■ Directive:
Every line with the string "this" should be gathered.

■ Dataset entries:
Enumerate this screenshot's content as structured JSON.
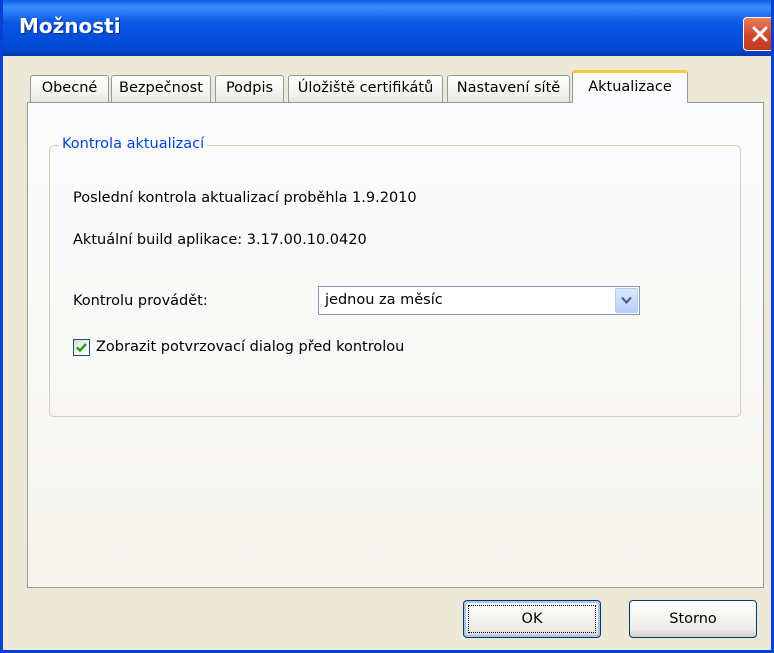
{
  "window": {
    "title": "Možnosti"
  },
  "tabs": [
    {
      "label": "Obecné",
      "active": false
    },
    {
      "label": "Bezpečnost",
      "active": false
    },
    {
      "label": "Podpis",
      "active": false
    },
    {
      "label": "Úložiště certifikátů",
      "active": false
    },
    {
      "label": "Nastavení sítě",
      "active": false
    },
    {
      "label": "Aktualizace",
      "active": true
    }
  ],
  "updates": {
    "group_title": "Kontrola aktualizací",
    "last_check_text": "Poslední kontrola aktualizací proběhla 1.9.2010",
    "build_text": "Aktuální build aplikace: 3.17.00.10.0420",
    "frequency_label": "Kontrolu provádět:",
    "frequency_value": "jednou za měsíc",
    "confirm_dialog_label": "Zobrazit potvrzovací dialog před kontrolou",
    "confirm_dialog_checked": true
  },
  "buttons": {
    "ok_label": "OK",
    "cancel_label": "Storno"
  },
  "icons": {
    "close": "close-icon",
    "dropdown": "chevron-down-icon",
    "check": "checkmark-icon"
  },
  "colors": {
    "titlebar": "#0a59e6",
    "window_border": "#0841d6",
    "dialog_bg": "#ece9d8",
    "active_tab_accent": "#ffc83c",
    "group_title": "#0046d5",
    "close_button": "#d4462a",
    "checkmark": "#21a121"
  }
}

...

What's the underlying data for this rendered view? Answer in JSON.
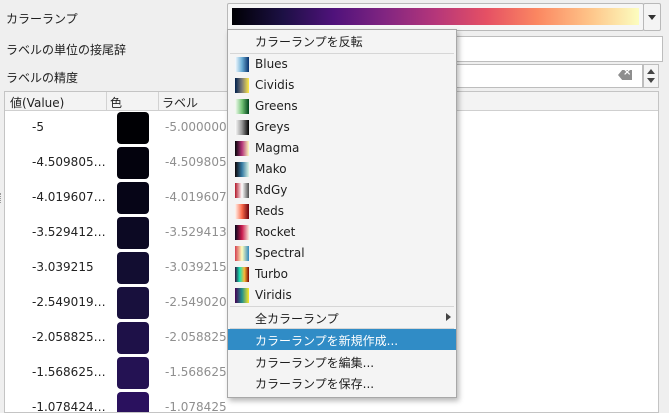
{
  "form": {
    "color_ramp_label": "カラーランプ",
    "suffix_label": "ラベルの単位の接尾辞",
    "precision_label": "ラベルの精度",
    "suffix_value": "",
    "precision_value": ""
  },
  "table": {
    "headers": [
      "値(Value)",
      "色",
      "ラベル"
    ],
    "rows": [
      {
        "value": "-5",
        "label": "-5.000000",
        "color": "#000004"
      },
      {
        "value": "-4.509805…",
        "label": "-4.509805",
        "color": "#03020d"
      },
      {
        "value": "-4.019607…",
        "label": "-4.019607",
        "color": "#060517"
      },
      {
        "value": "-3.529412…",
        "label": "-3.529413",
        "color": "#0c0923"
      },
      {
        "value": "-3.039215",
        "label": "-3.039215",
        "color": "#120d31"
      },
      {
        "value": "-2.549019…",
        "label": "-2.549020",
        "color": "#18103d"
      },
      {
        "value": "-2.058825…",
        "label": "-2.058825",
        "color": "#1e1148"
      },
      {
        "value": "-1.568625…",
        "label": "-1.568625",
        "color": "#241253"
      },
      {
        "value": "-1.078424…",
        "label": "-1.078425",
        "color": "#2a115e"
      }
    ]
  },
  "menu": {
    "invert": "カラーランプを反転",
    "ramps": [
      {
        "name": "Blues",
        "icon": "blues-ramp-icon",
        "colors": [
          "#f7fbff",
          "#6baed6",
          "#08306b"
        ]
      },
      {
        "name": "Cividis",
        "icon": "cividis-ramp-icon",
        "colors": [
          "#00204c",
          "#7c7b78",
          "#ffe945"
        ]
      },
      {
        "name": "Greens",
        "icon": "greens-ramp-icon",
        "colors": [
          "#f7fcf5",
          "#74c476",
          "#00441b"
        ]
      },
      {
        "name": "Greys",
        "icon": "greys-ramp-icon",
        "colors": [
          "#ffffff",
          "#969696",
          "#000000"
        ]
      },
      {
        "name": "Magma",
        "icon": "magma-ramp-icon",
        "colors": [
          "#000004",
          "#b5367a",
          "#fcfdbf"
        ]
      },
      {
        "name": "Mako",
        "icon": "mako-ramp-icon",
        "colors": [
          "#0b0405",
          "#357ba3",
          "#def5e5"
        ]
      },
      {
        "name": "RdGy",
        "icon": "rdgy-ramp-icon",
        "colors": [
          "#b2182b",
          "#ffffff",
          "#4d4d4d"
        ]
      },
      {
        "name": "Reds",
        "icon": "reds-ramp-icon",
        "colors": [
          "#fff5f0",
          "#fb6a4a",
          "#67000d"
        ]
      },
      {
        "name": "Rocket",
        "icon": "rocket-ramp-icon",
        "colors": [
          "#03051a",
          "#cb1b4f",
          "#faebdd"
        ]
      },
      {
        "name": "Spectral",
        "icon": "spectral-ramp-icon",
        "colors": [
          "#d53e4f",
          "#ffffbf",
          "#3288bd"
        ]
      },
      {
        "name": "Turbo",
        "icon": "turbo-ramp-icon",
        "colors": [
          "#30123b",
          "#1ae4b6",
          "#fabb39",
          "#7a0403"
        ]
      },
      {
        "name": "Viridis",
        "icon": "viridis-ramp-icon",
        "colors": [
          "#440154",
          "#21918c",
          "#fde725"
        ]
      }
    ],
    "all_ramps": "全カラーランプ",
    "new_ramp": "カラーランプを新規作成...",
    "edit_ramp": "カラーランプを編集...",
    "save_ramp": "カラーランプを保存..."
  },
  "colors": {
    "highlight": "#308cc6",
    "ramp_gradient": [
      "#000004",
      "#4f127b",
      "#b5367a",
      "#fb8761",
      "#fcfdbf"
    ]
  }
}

...

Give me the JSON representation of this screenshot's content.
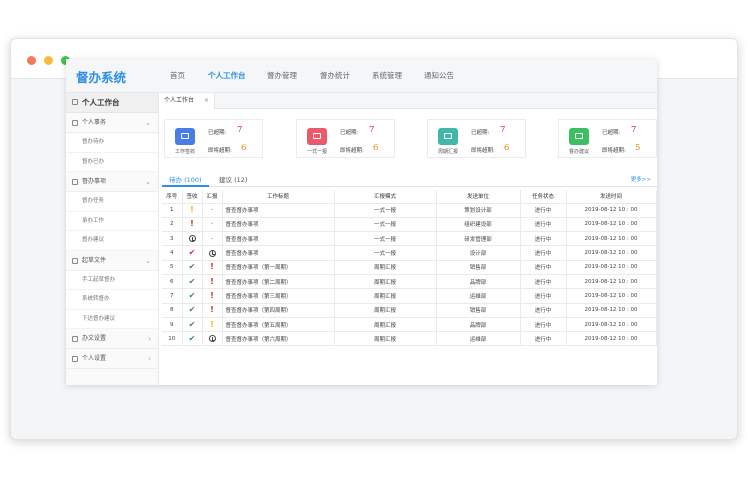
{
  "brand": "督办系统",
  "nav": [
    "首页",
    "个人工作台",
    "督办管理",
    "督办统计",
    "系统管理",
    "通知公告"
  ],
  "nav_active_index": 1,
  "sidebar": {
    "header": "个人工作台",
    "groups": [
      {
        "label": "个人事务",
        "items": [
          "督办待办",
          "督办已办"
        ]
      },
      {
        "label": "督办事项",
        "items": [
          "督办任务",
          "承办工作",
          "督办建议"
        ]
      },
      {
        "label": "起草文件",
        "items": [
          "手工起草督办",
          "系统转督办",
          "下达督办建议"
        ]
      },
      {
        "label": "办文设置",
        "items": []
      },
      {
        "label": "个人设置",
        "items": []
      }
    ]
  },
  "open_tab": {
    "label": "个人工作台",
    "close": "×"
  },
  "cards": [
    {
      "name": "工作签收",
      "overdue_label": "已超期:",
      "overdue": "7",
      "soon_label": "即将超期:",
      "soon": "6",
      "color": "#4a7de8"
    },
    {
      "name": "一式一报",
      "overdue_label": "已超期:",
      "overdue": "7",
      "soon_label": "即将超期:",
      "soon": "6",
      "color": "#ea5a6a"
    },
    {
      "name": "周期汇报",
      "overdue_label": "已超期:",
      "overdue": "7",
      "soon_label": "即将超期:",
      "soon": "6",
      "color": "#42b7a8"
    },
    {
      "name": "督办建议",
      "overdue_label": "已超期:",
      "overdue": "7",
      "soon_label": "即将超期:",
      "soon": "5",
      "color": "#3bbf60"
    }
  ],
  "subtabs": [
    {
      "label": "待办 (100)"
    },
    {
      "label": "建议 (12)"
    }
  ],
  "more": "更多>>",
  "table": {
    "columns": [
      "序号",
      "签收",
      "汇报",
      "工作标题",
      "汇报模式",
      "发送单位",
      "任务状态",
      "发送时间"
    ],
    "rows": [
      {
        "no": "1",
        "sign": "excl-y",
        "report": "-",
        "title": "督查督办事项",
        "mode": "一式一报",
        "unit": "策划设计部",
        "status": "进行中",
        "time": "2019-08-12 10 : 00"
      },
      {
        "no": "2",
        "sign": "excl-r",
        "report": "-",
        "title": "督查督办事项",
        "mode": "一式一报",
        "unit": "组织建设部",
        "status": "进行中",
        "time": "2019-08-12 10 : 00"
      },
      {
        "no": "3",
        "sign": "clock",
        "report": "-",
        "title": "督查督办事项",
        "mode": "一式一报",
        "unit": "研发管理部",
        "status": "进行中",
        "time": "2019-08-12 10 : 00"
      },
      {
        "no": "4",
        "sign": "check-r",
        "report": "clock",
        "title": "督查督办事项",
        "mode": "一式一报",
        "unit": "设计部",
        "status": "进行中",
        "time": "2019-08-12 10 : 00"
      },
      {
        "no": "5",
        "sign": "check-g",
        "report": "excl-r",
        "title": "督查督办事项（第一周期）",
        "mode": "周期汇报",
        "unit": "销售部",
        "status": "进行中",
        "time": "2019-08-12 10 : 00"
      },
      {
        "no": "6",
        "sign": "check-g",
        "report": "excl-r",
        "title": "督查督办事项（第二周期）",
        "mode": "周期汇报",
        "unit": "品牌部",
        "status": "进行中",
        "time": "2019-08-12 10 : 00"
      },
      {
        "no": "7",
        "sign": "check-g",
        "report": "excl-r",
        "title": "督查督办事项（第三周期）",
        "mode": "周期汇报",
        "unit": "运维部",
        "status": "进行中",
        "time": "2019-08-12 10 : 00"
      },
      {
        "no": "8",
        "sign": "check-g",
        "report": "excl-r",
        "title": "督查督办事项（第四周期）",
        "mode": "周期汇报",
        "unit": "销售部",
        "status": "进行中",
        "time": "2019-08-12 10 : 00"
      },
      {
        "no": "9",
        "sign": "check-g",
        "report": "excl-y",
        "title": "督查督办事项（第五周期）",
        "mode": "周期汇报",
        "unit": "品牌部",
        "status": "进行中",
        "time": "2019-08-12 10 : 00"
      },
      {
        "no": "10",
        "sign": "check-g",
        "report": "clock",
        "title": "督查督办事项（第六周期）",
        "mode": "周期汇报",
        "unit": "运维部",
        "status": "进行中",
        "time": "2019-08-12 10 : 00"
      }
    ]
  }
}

■ Complete response:
Enumerate this screenshot's content as structured JSON.
What's the underlying data for this rendered view? Answer in JSON.
Give me the JSON representation of this screenshot's content.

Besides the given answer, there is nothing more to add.